*Work to do*. Reproduce the listing word for word. Skip any image.

[Start of Provided data]

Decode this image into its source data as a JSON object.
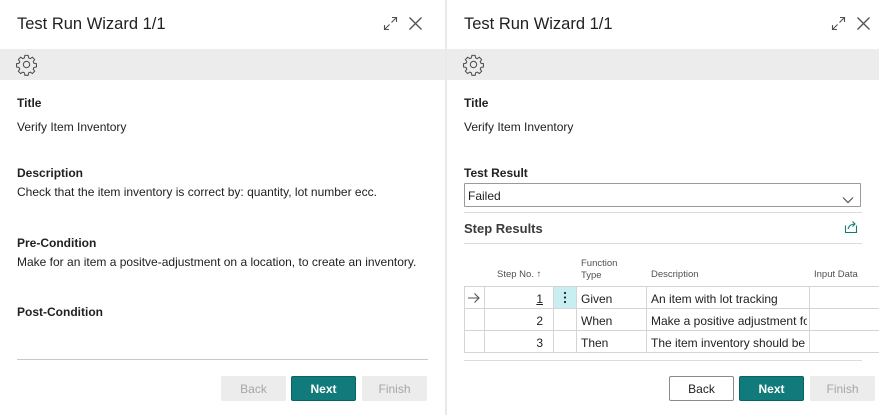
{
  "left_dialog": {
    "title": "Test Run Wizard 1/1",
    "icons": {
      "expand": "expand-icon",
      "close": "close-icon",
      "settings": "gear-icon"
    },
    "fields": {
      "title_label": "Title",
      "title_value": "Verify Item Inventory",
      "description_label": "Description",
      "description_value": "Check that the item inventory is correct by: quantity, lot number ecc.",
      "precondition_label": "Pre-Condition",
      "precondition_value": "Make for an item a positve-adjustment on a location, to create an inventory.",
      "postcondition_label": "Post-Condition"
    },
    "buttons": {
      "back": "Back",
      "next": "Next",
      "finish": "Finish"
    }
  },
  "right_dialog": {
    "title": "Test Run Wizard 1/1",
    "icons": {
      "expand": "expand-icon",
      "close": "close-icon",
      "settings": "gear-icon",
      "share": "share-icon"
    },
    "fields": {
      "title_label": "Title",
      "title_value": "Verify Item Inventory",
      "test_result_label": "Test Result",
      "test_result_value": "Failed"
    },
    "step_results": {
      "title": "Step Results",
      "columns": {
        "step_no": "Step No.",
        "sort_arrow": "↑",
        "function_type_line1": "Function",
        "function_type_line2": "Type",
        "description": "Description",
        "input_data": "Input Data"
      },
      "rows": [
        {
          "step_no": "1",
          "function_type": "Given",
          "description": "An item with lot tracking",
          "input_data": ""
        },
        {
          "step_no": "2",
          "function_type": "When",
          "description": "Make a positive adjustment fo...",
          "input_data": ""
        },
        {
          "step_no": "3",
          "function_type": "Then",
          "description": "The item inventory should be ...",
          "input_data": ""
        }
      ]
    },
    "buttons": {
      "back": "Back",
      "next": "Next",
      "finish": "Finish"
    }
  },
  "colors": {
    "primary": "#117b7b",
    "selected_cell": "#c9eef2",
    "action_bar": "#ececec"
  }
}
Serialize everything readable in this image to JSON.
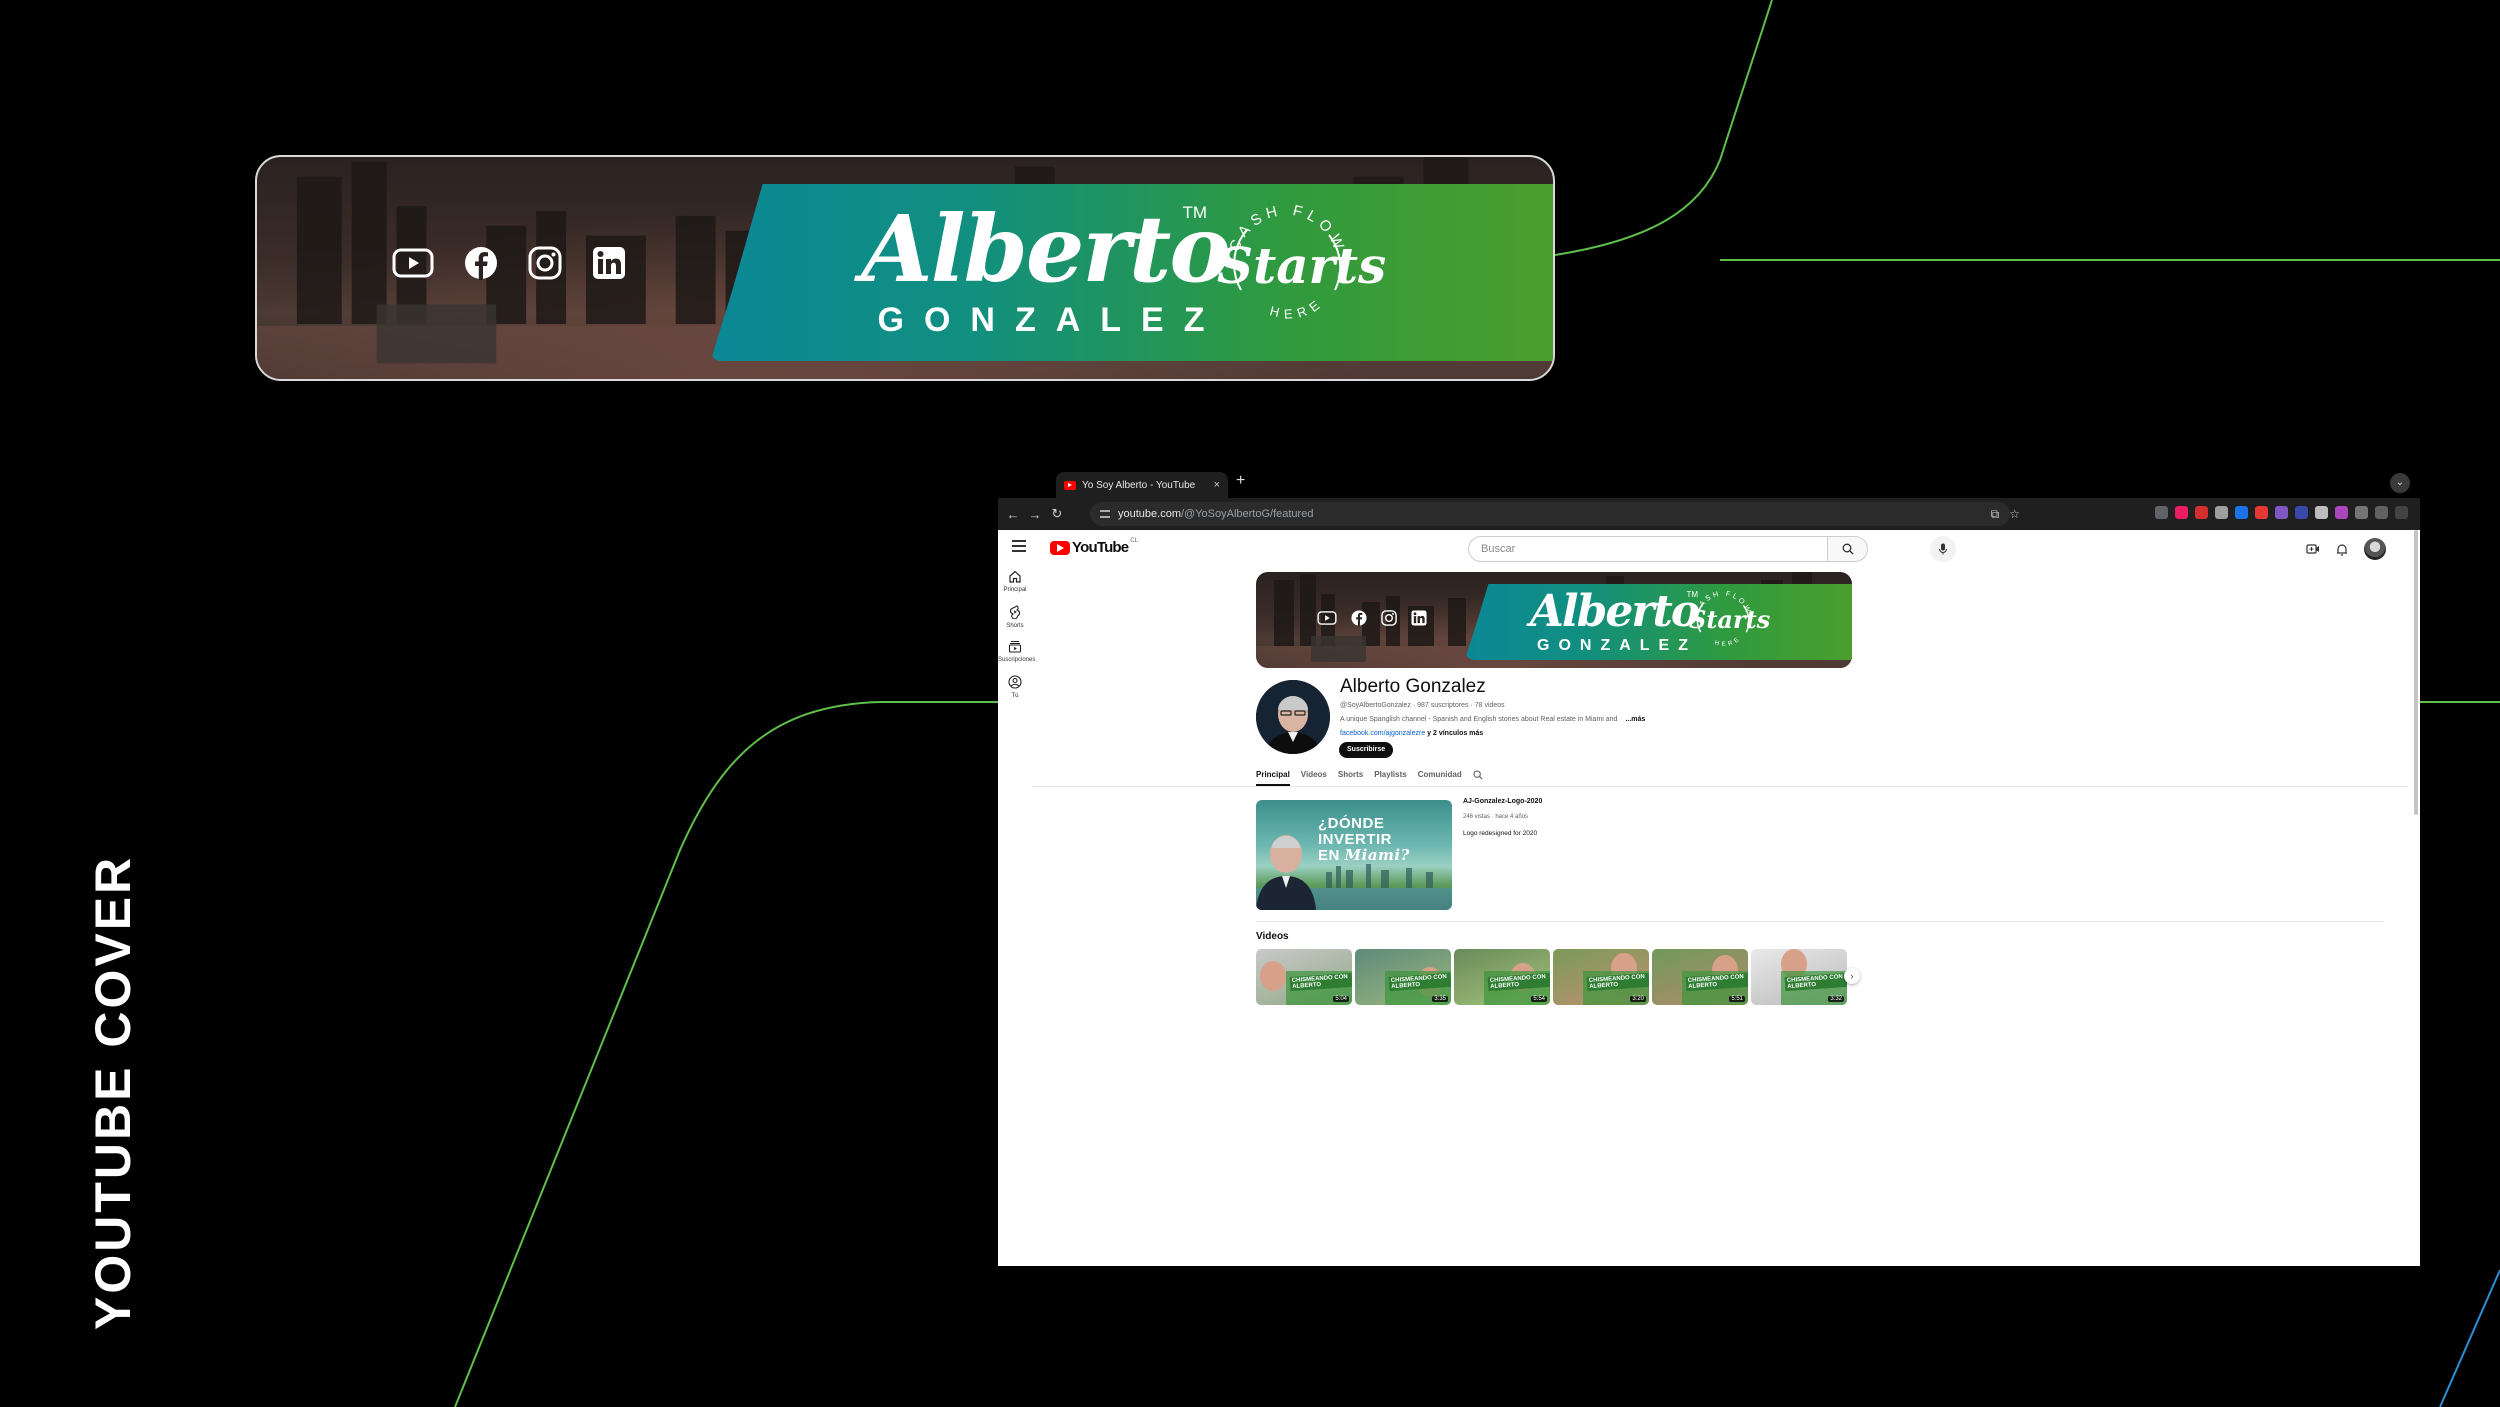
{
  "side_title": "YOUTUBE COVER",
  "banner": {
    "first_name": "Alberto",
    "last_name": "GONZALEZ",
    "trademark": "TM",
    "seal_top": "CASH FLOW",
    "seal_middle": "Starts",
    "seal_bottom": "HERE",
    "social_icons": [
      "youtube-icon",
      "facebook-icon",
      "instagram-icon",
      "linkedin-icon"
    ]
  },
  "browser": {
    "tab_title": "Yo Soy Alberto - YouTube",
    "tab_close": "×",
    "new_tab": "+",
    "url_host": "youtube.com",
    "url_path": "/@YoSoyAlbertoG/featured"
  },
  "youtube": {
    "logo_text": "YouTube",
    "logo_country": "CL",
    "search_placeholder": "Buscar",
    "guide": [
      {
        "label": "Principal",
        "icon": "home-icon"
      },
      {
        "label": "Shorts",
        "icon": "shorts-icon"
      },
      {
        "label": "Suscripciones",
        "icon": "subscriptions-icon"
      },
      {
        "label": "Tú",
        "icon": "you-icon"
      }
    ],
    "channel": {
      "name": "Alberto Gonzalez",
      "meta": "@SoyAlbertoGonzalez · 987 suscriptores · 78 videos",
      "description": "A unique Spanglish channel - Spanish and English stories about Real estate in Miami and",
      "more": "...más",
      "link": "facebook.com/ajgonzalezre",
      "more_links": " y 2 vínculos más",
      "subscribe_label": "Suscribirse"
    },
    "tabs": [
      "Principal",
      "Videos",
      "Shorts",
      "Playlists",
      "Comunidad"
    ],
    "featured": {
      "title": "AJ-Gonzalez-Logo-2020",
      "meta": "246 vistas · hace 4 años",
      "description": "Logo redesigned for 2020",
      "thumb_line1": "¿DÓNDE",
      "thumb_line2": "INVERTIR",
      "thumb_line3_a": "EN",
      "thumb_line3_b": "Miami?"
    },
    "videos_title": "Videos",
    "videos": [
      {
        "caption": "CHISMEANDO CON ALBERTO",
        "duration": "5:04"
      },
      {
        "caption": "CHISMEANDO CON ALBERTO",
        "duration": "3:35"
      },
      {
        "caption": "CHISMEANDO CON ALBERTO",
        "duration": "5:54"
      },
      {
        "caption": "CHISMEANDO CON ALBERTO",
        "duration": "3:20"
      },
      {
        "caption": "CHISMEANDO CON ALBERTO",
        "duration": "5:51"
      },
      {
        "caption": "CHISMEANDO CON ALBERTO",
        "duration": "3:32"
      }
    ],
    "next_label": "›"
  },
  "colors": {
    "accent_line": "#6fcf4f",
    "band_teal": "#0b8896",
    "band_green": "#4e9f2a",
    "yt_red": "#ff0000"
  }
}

[End of Provided data]

*Written response*.
Decode this image into its source data as a JSON object.
{
  "left_dialog": {
    "title": "Test Run Wizard 1/1",
    "icons": {
      "expand": "expand-icon",
      "close": "close-icon",
      "settings": "gear-icon"
    },
    "fields": {
      "title_label": "Title",
      "title_value": "Verify Item Inventory",
      "description_label": "Description",
      "description_value": "Check that the item inventory is correct by: quantity, lot number ecc.",
      "precondition_label": "Pre-Condition",
      "precondition_value": "Make for an item a positve-adjustment on a location, to create an inventory.",
      "postcondition_label": "Post-Condition"
    },
    "buttons": {
      "back": "Back",
      "next": "Next",
      "finish": "Finish"
    }
  },
  "right_dialog": {
    "title": "Test Run Wizard 1/1",
    "icons": {
      "expand": "expand-icon",
      "close": "close-icon",
      "settings": "gear-icon",
      "share": "share-icon"
    },
    "fields": {
      "title_label": "Title",
      "title_value": "Verify Item Inventory",
      "test_result_label": "Test Result",
      "test_result_value": "Failed"
    },
    "step_results": {
      "title": "Step Results",
      "columns": {
        "step_no": "Step No.",
        "sort_arrow": "↑",
        "function_type_line1": "Function",
        "function_type_line2": "Type",
        "description": "Description",
        "input_data": "Input Data"
      },
      "rows": [
        {
          "step_no": "1",
          "function_type": "Given",
          "description": "An item with lot tracking",
          "input_data": ""
        },
        {
          "step_no": "2",
          "function_type": "When",
          "description": "Make a positive adjustment fo...",
          "input_data": ""
        },
        {
          "step_no": "3",
          "function_type": "Then",
          "description": "The item inventory should be ...",
          "input_data": ""
        }
      ]
    },
    "buttons": {
      "back": "Back",
      "next": "Next",
      "finish": "Finish"
    }
  },
  "colors": {
    "primary": "#117b7b",
    "selected_cell": "#c9eef2",
    "action_bar": "#ececec"
  }
}
Serialize everything readable in this image to JSON.
{
  "side_title": "YOUTUBE COVER",
  "banner": {
    "first_name": "Alberto",
    "last_name": "GONZALEZ",
    "trademark": "TM",
    "seal_top": "CASH FLOW",
    "seal_middle": "Starts",
    "seal_bottom": "HERE",
    "social_icons": [
      "youtube-icon",
      "facebook-icon",
      "instagram-icon",
      "linkedin-icon"
    ]
  },
  "browser": {
    "tab_title": "Yo Soy Alberto - YouTube",
    "tab_close": "×",
    "new_tab": "+",
    "url_host": "youtube.com",
    "url_path": "/@YoSoyAlbertoG/featured"
  },
  "youtube": {
    "logo_text": "YouTube",
    "logo_country": "CL",
    "search_placeholder": "Buscar",
    "guide": [
      {
        "label": "Principal",
        "icon": "home-icon"
      },
      {
        "label": "Shorts",
        "icon": "shorts-icon"
      },
      {
        "label": "Suscripciones",
        "icon": "subscriptions-icon"
      },
      {
        "label": "Tú",
        "icon": "you-icon"
      }
    ],
    "channel": {
      "name": "Alberto Gonzalez",
      "meta": "@SoyAlbertoGonzalez · 987 suscriptores · 78 videos",
      "description": "A unique Spanglish channel - Spanish and English stories about Real estate in Miami and",
      "more": "...más",
      "link": "facebook.com/ajgonzalezre",
      "more_links": " y 2 vínculos más",
      "subscribe_label": "Suscribirse"
    },
    "tabs": [
      "Principal",
      "Videos",
      "Shorts",
      "Playlists",
      "Comunidad"
    ],
    "featured": {
      "title": "AJ-Gonzalez-Logo-2020",
      "meta": "246 vistas · hace 4 años",
      "description": "Logo redesigned for 2020",
      "thumb_line1": "¿DÓNDE",
      "thumb_line2": "INVERTIR",
      "thumb_line3_a": "EN",
      "thumb_line3_b": "Miami?"
    },
    "videos_title": "Videos",
    "videos": [
      {
        "caption": "CHISMEANDO CON ALBERTO",
        "duration": "5:04"
      },
      {
        "caption": "CHISMEANDO CON ALBERTO",
        "duration": "3:35"
      },
      {
        "caption": "CHISMEANDO CON ALBERTO",
        "duration": "5:54"
      },
      {
        "caption": "CHISMEANDO CON ALBERTO",
        "duration": "3:20"
      },
      {
        "caption": "CHISMEANDO CON ALBERTO",
        "duration": "5:51"
      },
      {
        "caption": "CHISMEANDO CON ALBERTO",
        "duration": "3:32"
      }
    ],
    "next_label": "›"
  },
  "colors": {
    "accent_line": "#6fcf4f",
    "band_teal": "#0b8896",
    "band_green": "#4e9f2a",
    "yt_red": "#ff0000"
  }
}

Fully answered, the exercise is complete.